=== TASK DESCRIPTION ===
Transcribe the listing in full, excluding any pictures.

------ RECORDS SUPPLIED

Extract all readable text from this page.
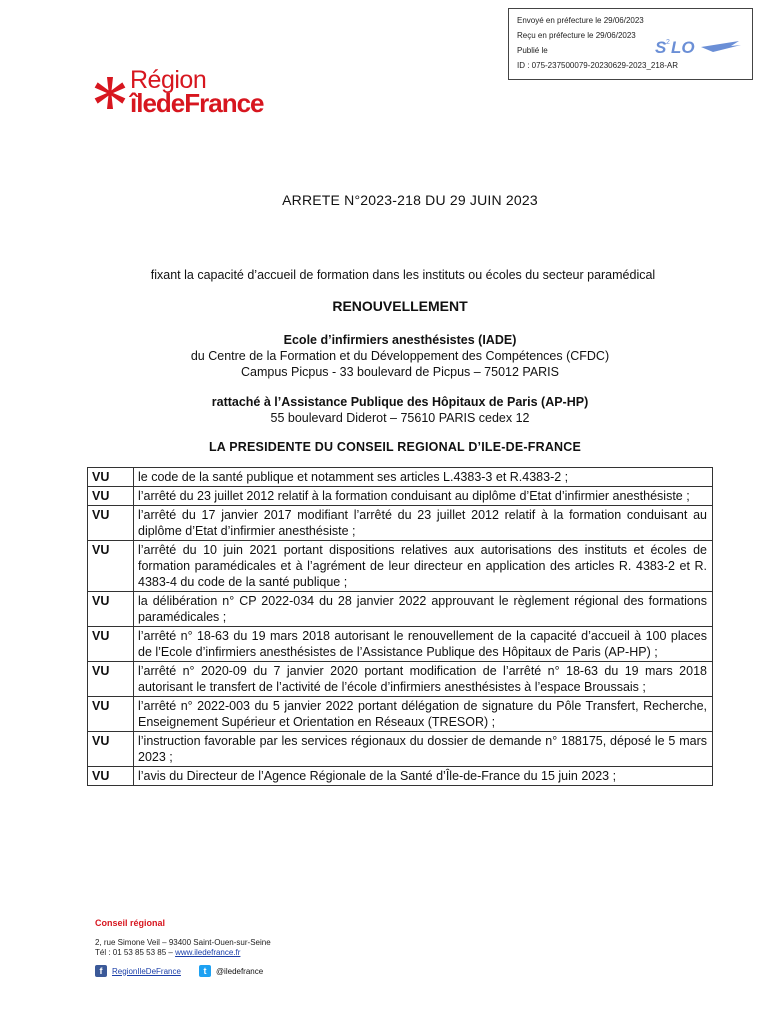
Envoyé en préfecture le 29/06/2023
Reçu en préfecture le 29/06/2023
Publié le
ID : 075-237500079-20230629-2023_218-AR
S 2 LO
Région
îledeFrance
ARRETE N°2023-218 DU 29 JUIN 2023
fixant la capacité d’accueil de formation dans les instituts ou écoles du secteur paramédical
RENOUVELLEMENT
Ecole d’infirmiers anesthésistes (IADE)
du Centre de la Formation et du Développement des Compétences (CFDC)
Campus Picpus - 33 boulevard de Picpus – 75012 PARIS
rattaché à l’Assistance Publique des Hôpitaux de Paris (AP-HP)
55 boulevard Diderot – 75610 PARIS cedex 12
LA PRESIDENTE DU CONSEIL REGIONAL D’ILE-DE-FRANCE
VU	le code de la santé publique et notamment ses articles L.4383-3 et R.4383-2 ;
VU	l’arrêté du 23 juillet 2012 relatif à la formation conduisant au diplôme d’Etat d’infirmier anesthésiste ;
VU	l’arrêté du 17 janvier 2017 modifiant l’arrêté du 23 juillet 2012 relatif à la formation conduisant au diplôme d’Etat d’infirmier anesthésiste ;
VU	l’arrêté du 10 juin 2021 portant dispositions relatives aux autorisations des instituts et écoles de formation paramédicales et à l’agrément de leur directeur en application des articles R. 4383-2 et R. 4383-4 du code de la santé publique ;
VU	la délibération n° CP 2022-034 du 28 janvier 2022 approuvant le règlement régional des formations paramédicales ;
VU	l’arrêté n° 18-63 du 19 mars 2018 autorisant le renouvellement de la capacité d’accueil à 100 places de l’Ecole d’infirmiers anesthésistes de l’Assistance Publique des Hôpitaux de Paris (AP-HP) ;
VU	l’arrêté n° 2020-09 du 7 janvier 2020 portant modification de l’arrêté n° 18-63 du 19 mars 2018 autorisant le transfert de l’activité de l’école d’infirmiers anesthésistes à l’espace Broussais ;
VU	l’arrêté n° 2022-003 du 5 janvier 2022 portant délégation de signature du Pôle Transfert, Recherche, Enseignement Supérieur et Orientation en Réseaux (TRESOR) ;
VU	l’instruction favorable par les services régionaux du dossier de demande n° 188175, déposé le 5 mars 2023 ;
VU	l’avis du Directeur de l’Agence Régionale de la Santé d’Île-de-France du 15 juin 2023 ;
Conseil régional
2, rue Simone Veil – 93400 Saint-Ouen-sur-Seine
Tél : 01 53 85 53 85 – www.iledefrance.fr
f	RegionIleDeFrance	t	@iledefrance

------------

=== FINAL RESULT ===
Extract all readable text from this page.
Envoyé en préfecture le 29/06/2023
Reçu en préfecture le 29/06/2023
Publié le
ID : 075-237500079-20230629-2023_218-AR
S 2 LO
Région
îledeFrance
ARRETE N°2023-218 DU 29 JUIN 2023
fixant la capacité d’accueil de formation dans les instituts ou écoles du secteur paramédical
RENOUVELLEMENT
Ecole d’infirmiers anesthésistes (IADE)
du Centre de la Formation et du Développement des Compétences (CFDC)
Campus Picpus - 33 boulevard de Picpus – 75012 PARIS
rattaché à l’Assistance Publique des Hôpitaux de Paris (AP-HP)
55 boulevard Diderot – 75610 PARIS cedex 12
LA PRESIDENTE DU CONSEIL REGIONAL D’ILE-DE-FRANCE
VU	le code de la santé publique et notamment ses articles L.4383-3 et R.4383-2 ;
VU	l’arrêté du 23 juillet 2012 relatif à la formation conduisant au diplôme d’Etat d’infirmier anesthésiste ;
VU	l’arrêté du 17 janvier 2017 modifiant l’arrêté du 23 juillet 2012 relatif à la formation conduisant au diplôme d’Etat d’infirmier anesthésiste ;
VU	l’arrêté du 10 juin 2021 portant dispositions relatives aux autorisations des instituts et écoles de formation paramédicales et à l’agrément de leur directeur en application des articles R. 4383-2 et R. 4383-4 du code de la santé publique ;
VU	la délibération n° CP 2022-034 du 28 janvier 2022 approuvant le règlement régional des formations paramédicales ;
VU	l’arrêté n° 18-63 du 19 mars 2018 autorisant le renouvellement de la capacité d’accueil à 100 places de l’Ecole d’infirmiers anesthésistes de l’Assistance Publique des Hôpitaux de Paris (AP-HP) ;
VU	l’arrêté n° 2020-09 du 7 janvier 2020 portant modification de l’arrêté n° 18-63 du 19 mars 2018 autorisant le transfert de l’activité de l’école d’infirmiers anesthésistes à l’espace Broussais ;
VU	l’arrêté n° 2022-003 du 5 janvier 2022 portant délégation de signature du Pôle Transfert, Recherche, Enseignement Supérieur et Orientation en Réseaux (TRESOR) ;
VU	l’instruction favorable par les services régionaux du dossier de demande n° 188175, déposé le 5 mars 2023 ;
VU	l’avis du Directeur de l’Agence Régionale de la Santé d’Île-de-France du 15 juin 2023 ;
Conseil régional
2, rue Simone Veil – 93400 Saint-Ouen-sur-Seine
Tél : 01 53 85 53 85 – www.iledefrance.fr
f	RegionIleDeFrance	t	@iledefrance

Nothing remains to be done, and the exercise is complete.